══ Data in this exercise
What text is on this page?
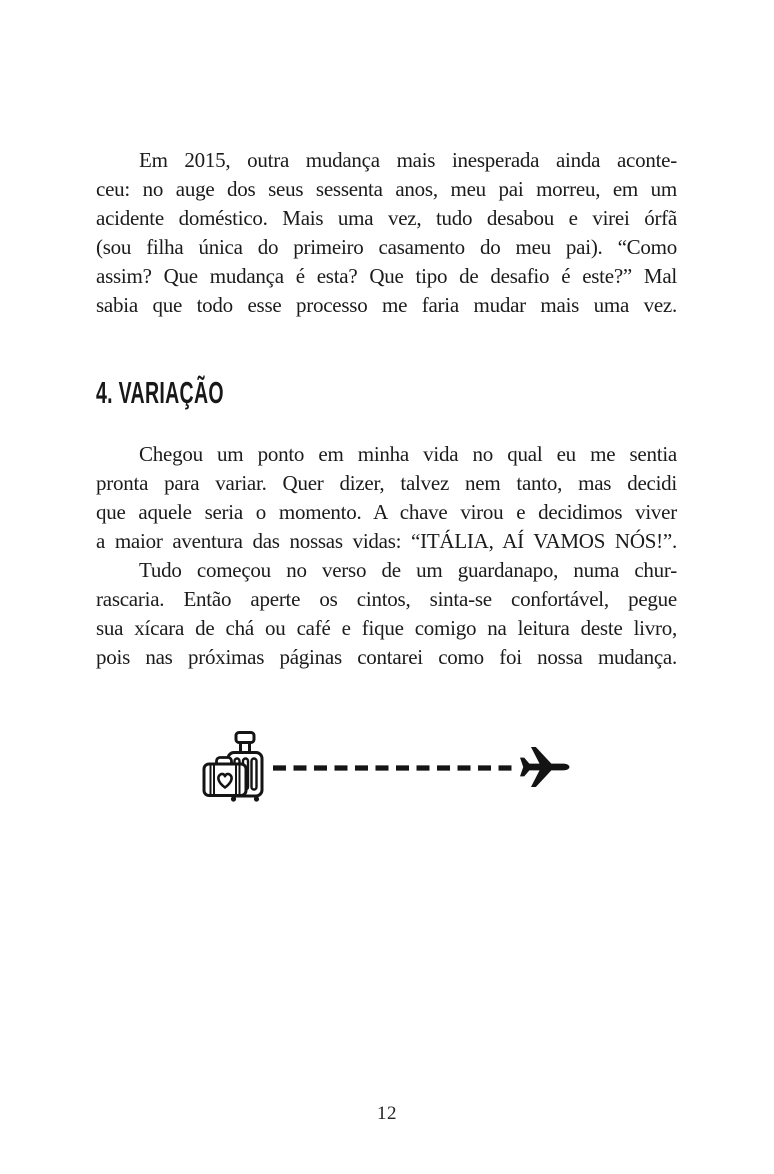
Em 2015, outra mudança mais inesperada ainda aconte-
ceu: no auge dos seus sessenta anos, meu pai morreu, em um
acidente doméstico. Mais uma vez, tudo desabou e virei órfã
(sou filha única do primeiro casamento do meu pai). “Como
assim? Que mudança é esta? Que tipo de desafio é este?” Mal
sabia que todo esse processo me faria mudar mais uma vez.
4. VARIAÇÃO
Chegou um ponto em minha vida no qual eu me sentia
pronta para variar. Quer dizer, talvez nem tanto, mas decidi
que aquele seria o momento. A chave virou e decidimos viver
a maior aventura das nossas vidas: “ITÁLIA, AÍ VAMOS NÓS!”.
Tudo começou no verso de um guardanapo, numa chur-
rascaria. Então aperte os cintos, sinta-se confortável, pegue
sua xícara de chá ou café e fique comigo na leitura deste livro,
pois nas próximas páginas contarei como foi nossa mudança.
12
════
Task statement:
State how many lines of the records above contain the word "mudança", and give only that number.

Result of the task:
3